■ DATASET RECORDS
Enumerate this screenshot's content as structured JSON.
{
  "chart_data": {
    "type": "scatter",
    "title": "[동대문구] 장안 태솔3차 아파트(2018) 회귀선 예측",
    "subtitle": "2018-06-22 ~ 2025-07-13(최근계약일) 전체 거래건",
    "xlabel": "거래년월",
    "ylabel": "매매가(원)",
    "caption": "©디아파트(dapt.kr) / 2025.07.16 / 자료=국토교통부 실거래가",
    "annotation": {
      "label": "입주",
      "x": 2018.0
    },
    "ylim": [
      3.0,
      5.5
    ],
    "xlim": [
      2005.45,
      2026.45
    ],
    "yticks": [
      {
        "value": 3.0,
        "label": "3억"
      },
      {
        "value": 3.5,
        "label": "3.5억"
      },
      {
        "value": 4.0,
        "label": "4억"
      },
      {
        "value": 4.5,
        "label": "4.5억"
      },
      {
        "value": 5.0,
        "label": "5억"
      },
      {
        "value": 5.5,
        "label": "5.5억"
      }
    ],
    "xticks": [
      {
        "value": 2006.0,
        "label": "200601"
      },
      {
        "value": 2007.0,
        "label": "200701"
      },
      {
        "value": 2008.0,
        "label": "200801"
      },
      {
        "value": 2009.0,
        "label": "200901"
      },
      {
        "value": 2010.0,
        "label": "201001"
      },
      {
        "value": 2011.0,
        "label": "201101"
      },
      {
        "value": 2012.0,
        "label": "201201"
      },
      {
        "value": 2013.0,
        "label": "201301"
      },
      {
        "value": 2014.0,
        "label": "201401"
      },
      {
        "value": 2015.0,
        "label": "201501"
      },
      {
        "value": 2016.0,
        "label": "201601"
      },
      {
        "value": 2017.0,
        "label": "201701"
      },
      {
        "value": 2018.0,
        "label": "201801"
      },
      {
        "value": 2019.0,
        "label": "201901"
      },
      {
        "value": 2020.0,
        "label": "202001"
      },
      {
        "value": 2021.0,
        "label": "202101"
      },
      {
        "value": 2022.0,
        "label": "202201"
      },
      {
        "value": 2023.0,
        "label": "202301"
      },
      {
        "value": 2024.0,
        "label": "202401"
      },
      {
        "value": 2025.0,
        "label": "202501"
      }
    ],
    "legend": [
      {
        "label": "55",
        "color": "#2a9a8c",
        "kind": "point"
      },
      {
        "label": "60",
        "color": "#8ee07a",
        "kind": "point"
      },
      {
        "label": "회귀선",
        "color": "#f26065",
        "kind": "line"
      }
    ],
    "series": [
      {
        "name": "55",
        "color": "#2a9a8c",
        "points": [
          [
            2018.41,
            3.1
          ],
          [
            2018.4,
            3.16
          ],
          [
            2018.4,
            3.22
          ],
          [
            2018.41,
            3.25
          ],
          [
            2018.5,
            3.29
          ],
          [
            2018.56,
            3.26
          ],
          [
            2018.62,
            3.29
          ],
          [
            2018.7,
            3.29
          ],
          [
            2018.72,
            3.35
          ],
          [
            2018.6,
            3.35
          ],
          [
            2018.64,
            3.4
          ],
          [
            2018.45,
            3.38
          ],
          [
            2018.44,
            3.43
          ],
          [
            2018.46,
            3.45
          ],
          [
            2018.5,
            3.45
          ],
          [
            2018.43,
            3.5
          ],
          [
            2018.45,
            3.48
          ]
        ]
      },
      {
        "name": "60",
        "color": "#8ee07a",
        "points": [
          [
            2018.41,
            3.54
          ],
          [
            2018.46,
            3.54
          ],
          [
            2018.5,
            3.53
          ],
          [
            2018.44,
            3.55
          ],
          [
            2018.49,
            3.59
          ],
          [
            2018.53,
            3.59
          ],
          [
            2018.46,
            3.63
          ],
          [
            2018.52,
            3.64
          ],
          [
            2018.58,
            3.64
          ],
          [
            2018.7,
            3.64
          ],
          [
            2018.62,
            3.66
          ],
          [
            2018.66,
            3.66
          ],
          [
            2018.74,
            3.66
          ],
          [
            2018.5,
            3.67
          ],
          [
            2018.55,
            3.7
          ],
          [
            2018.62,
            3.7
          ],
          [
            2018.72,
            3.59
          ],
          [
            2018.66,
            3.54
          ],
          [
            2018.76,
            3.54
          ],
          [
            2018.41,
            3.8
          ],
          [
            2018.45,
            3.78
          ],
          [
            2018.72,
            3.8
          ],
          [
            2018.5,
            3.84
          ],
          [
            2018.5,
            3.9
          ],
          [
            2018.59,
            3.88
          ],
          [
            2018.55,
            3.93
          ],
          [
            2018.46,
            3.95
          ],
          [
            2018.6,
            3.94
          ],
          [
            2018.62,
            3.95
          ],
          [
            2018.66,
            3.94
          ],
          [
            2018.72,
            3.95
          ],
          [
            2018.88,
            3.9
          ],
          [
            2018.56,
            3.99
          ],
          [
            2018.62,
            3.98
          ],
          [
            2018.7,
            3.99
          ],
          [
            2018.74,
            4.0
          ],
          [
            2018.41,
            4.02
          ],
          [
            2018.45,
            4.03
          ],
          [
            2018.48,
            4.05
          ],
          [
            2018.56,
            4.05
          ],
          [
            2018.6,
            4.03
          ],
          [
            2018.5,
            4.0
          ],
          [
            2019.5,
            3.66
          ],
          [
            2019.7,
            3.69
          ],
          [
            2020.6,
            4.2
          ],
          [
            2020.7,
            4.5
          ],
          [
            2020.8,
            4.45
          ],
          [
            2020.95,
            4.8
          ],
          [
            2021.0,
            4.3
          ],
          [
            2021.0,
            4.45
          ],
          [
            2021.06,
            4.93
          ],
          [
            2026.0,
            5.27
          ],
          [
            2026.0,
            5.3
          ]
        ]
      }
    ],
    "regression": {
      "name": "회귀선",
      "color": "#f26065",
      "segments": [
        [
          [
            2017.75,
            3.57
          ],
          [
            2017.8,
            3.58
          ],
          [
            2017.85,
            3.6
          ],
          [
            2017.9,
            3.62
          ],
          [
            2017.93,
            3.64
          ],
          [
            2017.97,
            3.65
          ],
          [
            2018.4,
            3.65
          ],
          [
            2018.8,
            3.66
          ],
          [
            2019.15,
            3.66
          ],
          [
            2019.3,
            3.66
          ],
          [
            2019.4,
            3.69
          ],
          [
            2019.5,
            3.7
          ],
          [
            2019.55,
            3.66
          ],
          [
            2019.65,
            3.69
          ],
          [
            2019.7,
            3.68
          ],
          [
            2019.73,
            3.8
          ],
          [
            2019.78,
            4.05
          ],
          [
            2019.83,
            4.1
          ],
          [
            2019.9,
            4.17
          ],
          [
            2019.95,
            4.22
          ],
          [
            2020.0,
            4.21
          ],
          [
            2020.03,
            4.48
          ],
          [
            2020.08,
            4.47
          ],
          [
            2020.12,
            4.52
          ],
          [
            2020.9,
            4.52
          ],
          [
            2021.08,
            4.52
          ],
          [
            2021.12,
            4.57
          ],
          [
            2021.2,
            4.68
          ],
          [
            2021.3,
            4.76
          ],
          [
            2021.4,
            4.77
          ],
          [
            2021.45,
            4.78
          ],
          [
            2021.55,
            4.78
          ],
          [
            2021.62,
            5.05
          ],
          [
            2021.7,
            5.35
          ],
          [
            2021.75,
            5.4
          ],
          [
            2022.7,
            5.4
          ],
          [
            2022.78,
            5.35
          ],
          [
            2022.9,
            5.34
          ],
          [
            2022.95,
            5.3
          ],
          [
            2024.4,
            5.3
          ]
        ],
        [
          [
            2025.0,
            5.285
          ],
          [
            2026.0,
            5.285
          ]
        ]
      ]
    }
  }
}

■ EXERCISE DESCRIPTION
Please copy out each record, character for character.

■ EXERCISE ANSWER
Enumerate this screenshot's content as structured JSON.
{
  "chart_data": {
    "type": "scatter",
    "title": "[동대문구] 장안 태솔3차 아파트(2018) 회귀선 예측",
    "subtitle": "2018-06-22 ~ 2025-07-13(최근계약일) 전체 거래건",
    "xlabel": "거래년월",
    "ylabel": "매매가(원)",
    "caption": "©디아파트(dapt.kr) / 2025.07.16 / 자료=국토교통부 실거래가",
    "annotation": {
      "label": "입주",
      "x": 2018.0
    },
    "ylim": [
      3.0,
      5.5
    ],
    "xlim": [
      2005.45,
      2026.45
    ],
    "yticks": [
      {
        "value": 3.0,
        "label": "3억"
      },
      {
        "value": 3.5,
        "label": "3.5억"
      },
      {
        "value": 4.0,
        "label": "4억"
      },
      {
        "value": 4.5,
        "label": "4.5억"
      },
      {
        "value": 5.0,
        "label": "5억"
      },
      {
        "value": 5.5,
        "label": "5.5억"
      }
    ],
    "xticks": [
      {
        "value": 2006.0,
        "label": "200601"
      },
      {
        "value": 2007.0,
        "label": "200701"
      },
      {
        "value": 2008.0,
        "label": "200801"
      },
      {
        "value": 2009.0,
        "label": "200901"
      },
      {
        "value": 2010.0,
        "label": "201001"
      },
      {
        "value": 2011.0,
        "label": "201101"
      },
      {
        "value": 2012.0,
        "label": "201201"
      },
      {
        "value": 2013.0,
        "label": "201301"
      },
      {
        "value": 2014.0,
        "label": "201401"
      },
      {
        "value": 2015.0,
        "label": "201501"
      },
      {
        "value": 2016.0,
        "label": "201601"
      },
      {
        "value": 2017.0,
        "label": "201701"
      },
      {
        "value": 2018.0,
        "label": "201801"
      },
      {
        "value": 2019.0,
        "label": "201901"
      },
      {
        "value": 2020.0,
        "label": "202001"
      },
      {
        "value": 2021.0,
        "label": "202101"
      },
      {
        "value": 2022.0,
        "label": "202201"
      },
      {
        "value": 2023.0,
        "label": "202301"
      },
      {
        "value": 2024.0,
        "label": "202401"
      },
      {
        "value": 2025.0,
        "label": "202501"
      }
    ],
    "legend": [
      {
        "label": "55",
        "color": "#2a9a8c",
        "kind": "point"
      },
      {
        "label": "60",
        "color": "#8ee07a",
        "kind": "point"
      },
      {
        "label": "회귀선",
        "color": "#f26065",
        "kind": "line"
      }
    ],
    "series": [
      {
        "name": "55",
        "color": "#2a9a8c",
        "points": [
          [
            2018.41,
            3.1
          ],
          [
            2018.4,
            3.16
          ],
          [
            2018.4,
            3.22
          ],
          [
            2018.41,
            3.25
          ],
          [
            2018.5,
            3.29
          ],
          [
            2018.56,
            3.26
          ],
          [
            2018.62,
            3.29
          ],
          [
            2018.7,
            3.29
          ],
          [
            2018.72,
            3.35
          ],
          [
            2018.6,
            3.35
          ],
          [
            2018.64,
            3.4
          ],
          [
            2018.45,
            3.38
          ],
          [
            2018.44,
            3.43
          ],
          [
            2018.46,
            3.45
          ],
          [
            2018.5,
            3.45
          ],
          [
            2018.43,
            3.5
          ],
          [
            2018.45,
            3.48
          ]
        ]
      },
      {
        "name": "60",
        "color": "#8ee07a",
        "points": [
          [
            2018.41,
            3.54
          ],
          [
            2018.46,
            3.54
          ],
          [
            2018.5,
            3.53
          ],
          [
            2018.44,
            3.55
          ],
          [
            2018.49,
            3.59
          ],
          [
            2018.53,
            3.59
          ],
          [
            2018.46,
            3.63
          ],
          [
            2018.52,
            3.64
          ],
          [
            2018.58,
            3.64
          ],
          [
            2018.7,
            3.64
          ],
          [
            2018.62,
            3.66
          ],
          [
            2018.66,
            3.66
          ],
          [
            2018.74,
            3.66
          ],
          [
            2018.5,
            3.67
          ],
          [
            2018.55,
            3.7
          ],
          [
            2018.62,
            3.7
          ],
          [
            2018.72,
            3.59
          ],
          [
            2018.66,
            3.54
          ],
          [
            2018.76,
            3.54
          ],
          [
            2018.41,
            3.8
          ],
          [
            2018.45,
            3.78
          ],
          [
            2018.72,
            3.8
          ],
          [
            2018.5,
            3.84
          ],
          [
            2018.5,
            3.9
          ],
          [
            2018.59,
            3.88
          ],
          [
            2018.55,
            3.93
          ],
          [
            2018.46,
            3.95
          ],
          [
            2018.6,
            3.94
          ],
          [
            2018.62,
            3.95
          ],
          [
            2018.66,
            3.94
          ],
          [
            2018.72,
            3.95
          ],
          [
            2018.88,
            3.9
          ],
          [
            2018.56,
            3.99
          ],
          [
            2018.62,
            3.98
          ],
          [
            2018.7,
            3.99
          ],
          [
            2018.74,
            4.0
          ],
          [
            2018.41,
            4.02
          ],
          [
            2018.45,
            4.03
          ],
          [
            2018.48,
            4.05
          ],
          [
            2018.56,
            4.05
          ],
          [
            2018.6,
            4.03
          ],
          [
            2018.5,
            4.0
          ],
          [
            2019.5,
            3.66
          ],
          [
            2019.7,
            3.69
          ],
          [
            2020.6,
            4.2
          ],
          [
            2020.7,
            4.5
          ],
          [
            2020.8,
            4.45
          ],
          [
            2020.95,
            4.8
          ],
          [
            2021.0,
            4.3
          ],
          [
            2021.0,
            4.45
          ],
          [
            2021.06,
            4.93
          ],
          [
            2026.0,
            5.27
          ],
          [
            2026.0,
            5.3
          ]
        ]
      }
    ],
    "regression": {
      "name": "회귀선",
      "color": "#f26065",
      "segments": [
        [
          [
            2017.75,
            3.57
          ],
          [
            2017.8,
            3.58
          ],
          [
            2017.85,
            3.6
          ],
          [
            2017.9,
            3.62
          ],
          [
            2017.93,
            3.64
          ],
          [
            2017.97,
            3.65
          ],
          [
            2018.4,
            3.65
          ],
          [
            2018.8,
            3.66
          ],
          [
            2019.15,
            3.66
          ],
          [
            2019.3,
            3.66
          ],
          [
            2019.4,
            3.69
          ],
          [
            2019.5,
            3.7
          ],
          [
            2019.55,
            3.66
          ],
          [
            2019.65,
            3.69
          ],
          [
            2019.7,
            3.68
          ],
          [
            2019.73,
            3.8
          ],
          [
            2019.78,
            4.05
          ],
          [
            2019.83,
            4.1
          ],
          [
            2019.9,
            4.17
          ],
          [
            2019.95,
            4.22
          ],
          [
            2020.0,
            4.21
          ],
          [
            2020.03,
            4.48
          ],
          [
            2020.08,
            4.47
          ],
          [
            2020.12,
            4.52
          ],
          [
            2020.9,
            4.52
          ],
          [
            2021.08,
            4.52
          ],
          [
            2021.12,
            4.57
          ],
          [
            2021.2,
            4.68
          ],
          [
            2021.3,
            4.76
          ],
          [
            2021.4,
            4.77
          ],
          [
            2021.45,
            4.78
          ],
          [
            2021.55,
            4.78
          ],
          [
            2021.62,
            5.05
          ],
          [
            2021.7,
            5.35
          ],
          [
            2021.75,
            5.4
          ],
          [
            2022.7,
            5.4
          ],
          [
            2022.78,
            5.35
          ],
          [
            2022.9,
            5.34
          ],
          [
            2022.95,
            5.3
          ],
          [
            2024.4,
            5.3
          ]
        ],
        [
          [
            2025.0,
            5.285
          ],
          [
            2026.0,
            5.285
          ]
        ]
      ]
    }
  }
}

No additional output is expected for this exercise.